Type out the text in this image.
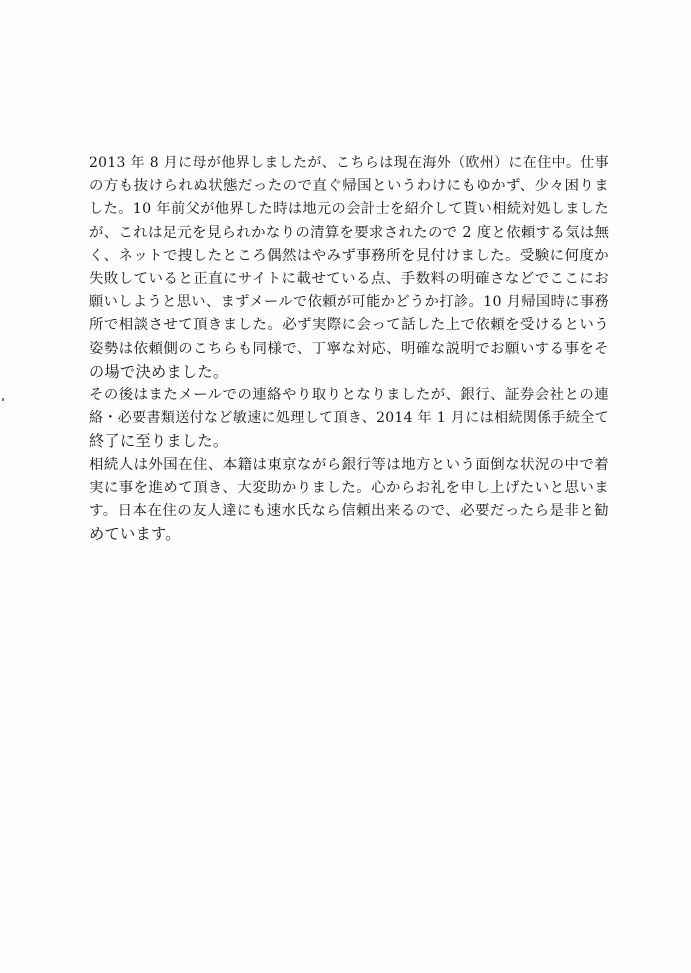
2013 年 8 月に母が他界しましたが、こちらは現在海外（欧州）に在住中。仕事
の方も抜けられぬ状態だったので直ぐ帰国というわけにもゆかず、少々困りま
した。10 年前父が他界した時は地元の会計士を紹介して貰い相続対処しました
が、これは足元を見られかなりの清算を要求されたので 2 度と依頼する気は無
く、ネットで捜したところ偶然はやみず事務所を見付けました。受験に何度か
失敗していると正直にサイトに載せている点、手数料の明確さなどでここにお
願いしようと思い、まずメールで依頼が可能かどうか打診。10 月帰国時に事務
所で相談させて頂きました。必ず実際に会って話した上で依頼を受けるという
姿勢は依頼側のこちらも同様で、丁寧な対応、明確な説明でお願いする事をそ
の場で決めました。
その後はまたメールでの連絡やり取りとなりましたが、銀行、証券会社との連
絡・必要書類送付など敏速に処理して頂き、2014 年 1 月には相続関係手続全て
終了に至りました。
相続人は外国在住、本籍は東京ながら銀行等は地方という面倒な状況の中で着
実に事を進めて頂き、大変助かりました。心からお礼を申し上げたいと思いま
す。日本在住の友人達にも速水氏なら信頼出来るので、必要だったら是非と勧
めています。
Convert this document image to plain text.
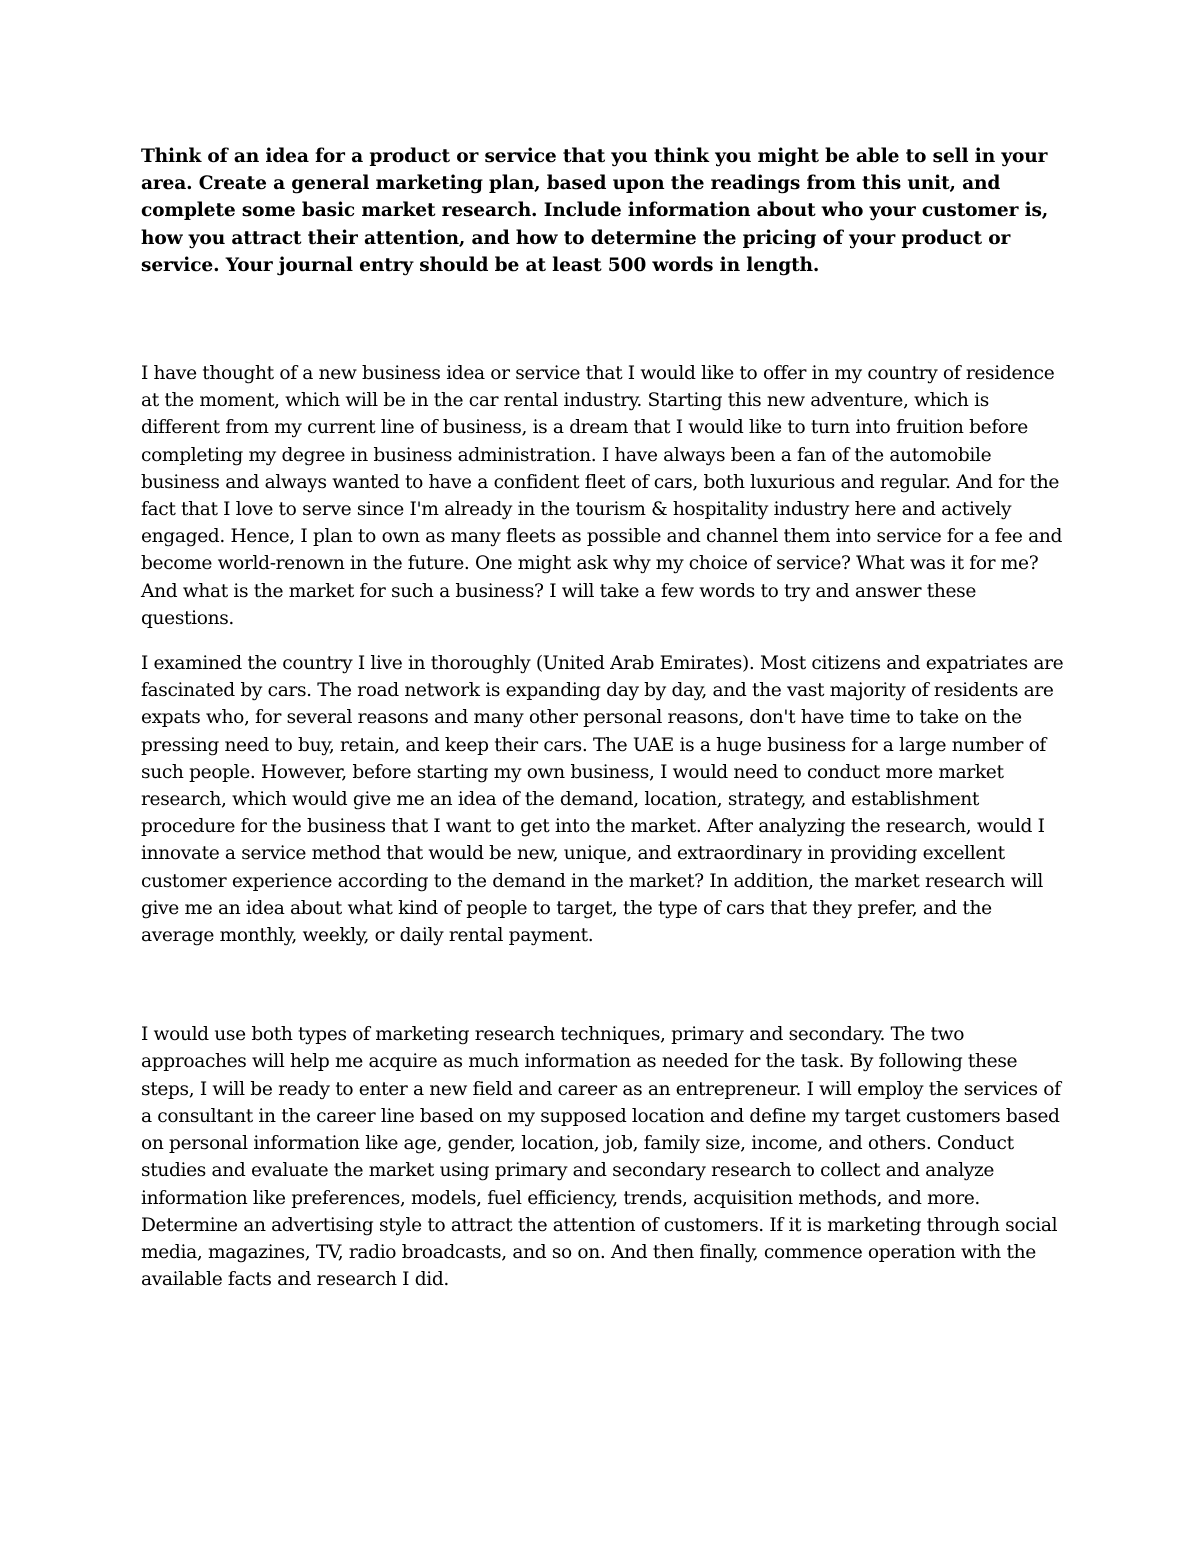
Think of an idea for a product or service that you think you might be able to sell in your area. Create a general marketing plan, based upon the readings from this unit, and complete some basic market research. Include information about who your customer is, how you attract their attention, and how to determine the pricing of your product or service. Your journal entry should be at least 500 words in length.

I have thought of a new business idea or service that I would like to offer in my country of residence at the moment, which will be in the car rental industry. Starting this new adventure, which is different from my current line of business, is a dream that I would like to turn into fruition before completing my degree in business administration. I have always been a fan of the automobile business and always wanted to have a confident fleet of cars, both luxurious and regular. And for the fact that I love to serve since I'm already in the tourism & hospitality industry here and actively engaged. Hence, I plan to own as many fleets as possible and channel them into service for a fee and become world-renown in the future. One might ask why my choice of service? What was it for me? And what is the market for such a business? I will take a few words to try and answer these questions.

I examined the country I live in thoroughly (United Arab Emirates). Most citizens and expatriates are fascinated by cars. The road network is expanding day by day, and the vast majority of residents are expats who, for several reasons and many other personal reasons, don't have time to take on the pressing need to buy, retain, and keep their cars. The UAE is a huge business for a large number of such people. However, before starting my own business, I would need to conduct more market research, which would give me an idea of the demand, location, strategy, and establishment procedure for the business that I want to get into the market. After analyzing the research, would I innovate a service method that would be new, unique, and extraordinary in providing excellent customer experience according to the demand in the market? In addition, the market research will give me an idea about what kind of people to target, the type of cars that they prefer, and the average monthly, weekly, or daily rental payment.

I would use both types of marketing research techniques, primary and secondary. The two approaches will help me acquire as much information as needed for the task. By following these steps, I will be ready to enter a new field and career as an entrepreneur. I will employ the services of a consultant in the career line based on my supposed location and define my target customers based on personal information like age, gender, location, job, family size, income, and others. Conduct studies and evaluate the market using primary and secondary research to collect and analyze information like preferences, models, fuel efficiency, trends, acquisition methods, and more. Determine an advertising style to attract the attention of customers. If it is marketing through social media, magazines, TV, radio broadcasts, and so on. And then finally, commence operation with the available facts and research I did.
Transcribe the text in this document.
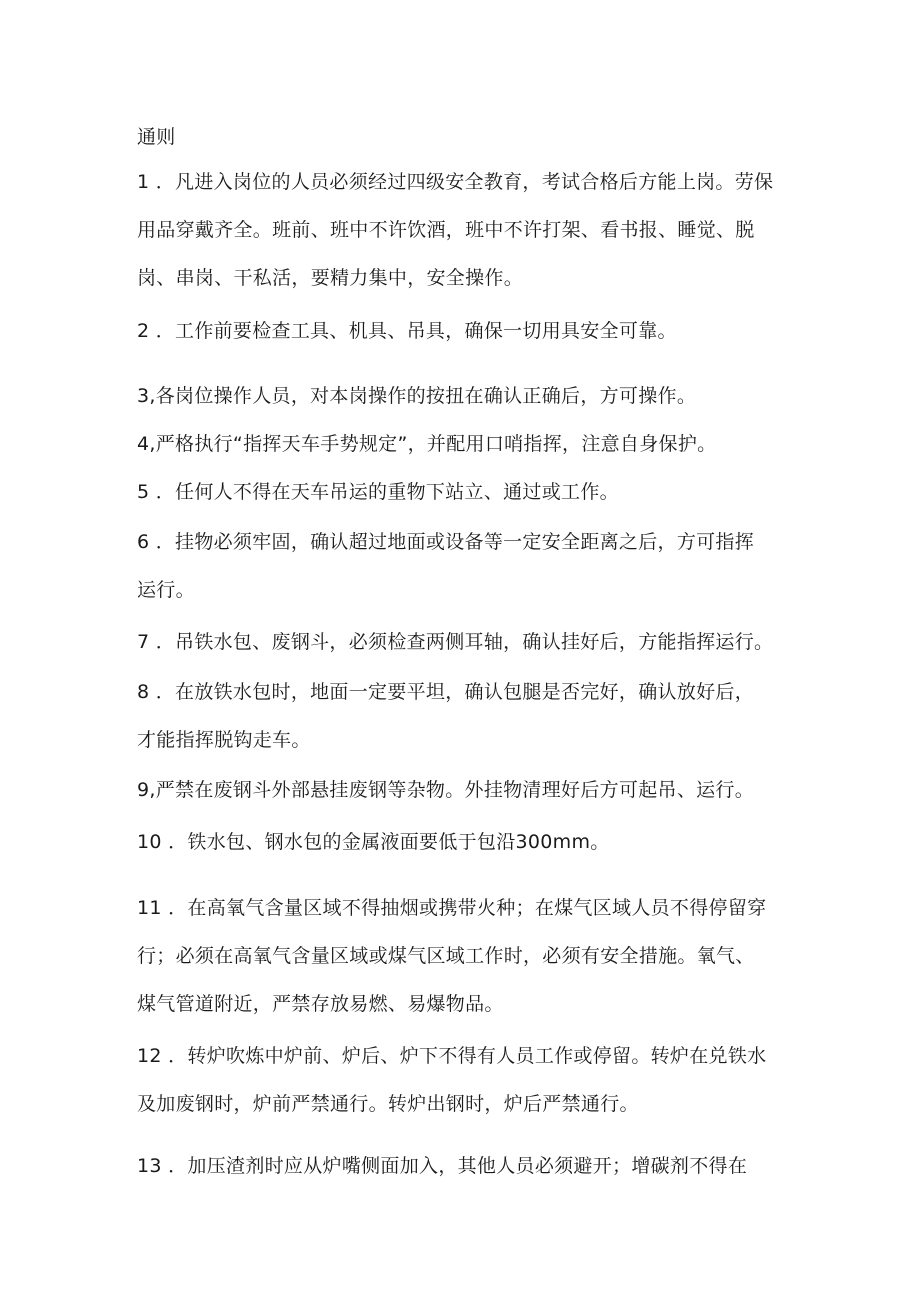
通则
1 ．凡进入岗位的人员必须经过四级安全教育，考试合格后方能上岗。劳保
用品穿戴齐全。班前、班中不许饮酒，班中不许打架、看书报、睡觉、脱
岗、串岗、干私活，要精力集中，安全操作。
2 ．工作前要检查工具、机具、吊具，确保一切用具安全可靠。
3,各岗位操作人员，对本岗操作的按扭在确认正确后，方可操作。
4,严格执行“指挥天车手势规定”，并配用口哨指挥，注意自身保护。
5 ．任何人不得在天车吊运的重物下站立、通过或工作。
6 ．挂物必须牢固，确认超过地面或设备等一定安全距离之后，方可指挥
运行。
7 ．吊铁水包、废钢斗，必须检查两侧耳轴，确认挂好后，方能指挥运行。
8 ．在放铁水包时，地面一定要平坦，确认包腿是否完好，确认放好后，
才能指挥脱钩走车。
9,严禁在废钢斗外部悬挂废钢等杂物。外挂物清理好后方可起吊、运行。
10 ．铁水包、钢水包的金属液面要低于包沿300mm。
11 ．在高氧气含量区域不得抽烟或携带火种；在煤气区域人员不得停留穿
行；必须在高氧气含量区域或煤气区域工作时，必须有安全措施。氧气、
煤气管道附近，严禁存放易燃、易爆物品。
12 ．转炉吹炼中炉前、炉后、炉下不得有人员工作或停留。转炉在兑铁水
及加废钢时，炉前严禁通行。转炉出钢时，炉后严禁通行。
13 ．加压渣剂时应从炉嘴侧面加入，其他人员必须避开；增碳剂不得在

- - - -

**Work to complete:** Reproduce the material above in full and without alteration, but skip all pictures.

**Answer:**
Type out the text in this image.
2013 年 8 月に母が他界しましたが、こちらは現在海外（欧州）に在住中。仕事
の方も抜けられぬ状態だったので直ぐ帰国というわけにもゆかず、少々困りま
した。10 年前父が他界した時は地元の会計士を紹介して貰い相続対処しました
が、これは足元を見られかなりの清算を要求されたので 2 度と依頼する気は無
く、ネットで捜したところ偶然はやみず事務所を見付けました。受験に何度か
失敗していると正直にサイトに載せている点、手数料の明確さなどでここにお
願いしようと思い、まずメールで依頼が可能かどうか打診。10 月帰国時に事務
所で相談させて頂きました。必ず実際に会って話した上で依頼を受けるという
姿勢は依頼側のこちらも同様で、丁寧な対応、明確な説明でお願いする事をそ
の場で決めました。
その後はまたメールでの連絡やり取りとなりましたが、銀行、証券会社との連
絡・必要書類送付など敏速に処理して頂き、2014 年 1 月には相続関係手続全て
終了に至りました。
相続人は外国在住、本籍は東京ながら銀行等は地方という面倒な状況の中で着
実に事を進めて頂き、大変助かりました。心からお礼を申し上げたいと思いま
す。日本在住の友人達にも速水氏なら信頼出来るので、必要だったら是非と勧
めています。
Convert this document image to plain text.
Think of an idea for a product or service that you think you might be able to sell in your area. Create a general marketing plan, based upon the readings from this unit, and complete some basic market research. Include information about who your customer is, how you attract their attention, and how to determine the pricing of your product or service. Your journal entry should be at least 500 words in length.

I have thought of a new business idea or service that I would like to offer in my country of residence at the moment, which will be in the car rental industry. Starting this new adventure, which is different from my current line of business, is a dream that I would like to turn into fruition before completing my degree in business administration. I have always been a fan of the automobile business and always wanted to have a confident fleet of cars, both luxurious and regular. And for the fact that I love to serve since I'm already in the tourism & hospitality industry here and actively engaged. Hence, I plan to own as many fleets as possible and channel them into service for a fee and become world-renown in the future. One might ask why my choice of service? What was it for me? And what is the market for such a business? I will take a few words to try and answer these questions.

I examined the country I live in thoroughly (United Arab Emirates). Most citizens and expatriates are fascinated by cars. The road network is expanding day by day, and the vast majority of residents are expats who, for several reasons and many other personal reasons, don't have time to take on the pressing need to buy, retain, and keep their cars. The UAE is a huge business for a large number of such people. However, before starting my own business, I would need to conduct more market research, which would give me an idea of the demand, location, strategy, and establishment procedure for the business that I want to get into the market. After analyzing the research, would I innovate a service method that would be new, unique, and extraordinary in providing excellent customer experience according to the demand in the market? In addition, the market research will give me an idea about what kind of people to target, the type of cars that they prefer, and the average monthly, weekly, or daily rental payment.

I would use both types of marketing research techniques, primary and secondary. The two approaches will help me acquire as much information as needed for the task. By following these steps, I will be ready to enter a new field and career as an entrepreneur. I will employ the services of a consultant in the career line based on my supposed location and define my target customers based on personal information like age, gender, location, job, family size, income, and others. Conduct studies and evaluate the market using primary and secondary research to collect and analyze information like preferences, models, fuel efficiency, trends, acquisition methods, and more. Determine an advertising style to attract the attention of customers. If it is marketing through social media, magazines, TV, radio broadcasts, and so on. And then finally, commence operation with the available facts and research I did.
Transcribe the text in this document.
通则
1 ．凡进入岗位的人员必须经过四级安全教育，考试合格后方能上岗。劳保
用品穿戴齐全。班前、班中不许饮酒，班中不许打架、看书报、睡觉、脱
岗、串岗、干私活，要精力集中，安全操作。
2 ．工作前要检查工具、机具、吊具，确保一切用具安全可靠。
3,各岗位操作人员，对本岗操作的按扭在确认正确后，方可操作。
4,严格执行“指挥天车手势规定”，并配用口哨指挥，注意自身保护。
5 ．任何人不得在天车吊运的重物下站立、通过或工作。
6 ．挂物必须牢固，确认超过地面或设备等一定安全距离之后，方可指挥
运行。
7 ．吊铁水包、废钢斗，必须检查两侧耳轴，确认挂好后，方能指挥运行。
8 ．在放铁水包时，地面一定要平坦，确认包腿是否完好，确认放好后，
才能指挥脱钩走车。
9,严禁在废钢斗外部悬挂废钢等杂物。外挂物清理好后方可起吊、运行。
10 ．铁水包、钢水包的金属液面要低于包沿300mm。
11 ．在高氧气含量区域不得抽烟或携带火种；在煤气区域人员不得停留穿
行；必须在高氧气含量区域或煤气区域工作时，必须有安全措施。氧气、
煤气管道附近，严禁存放易燃、易爆物品。
12 ．转炉吹炼中炉前、炉后、炉下不得有人员工作或停留。转炉在兑铁水
及加废钢时，炉前严禁通行。转炉出钢时，炉后严禁通行。
13 ．加压渣剂时应从炉嘴侧面加入，其他人员必须避开；增碳剂不得在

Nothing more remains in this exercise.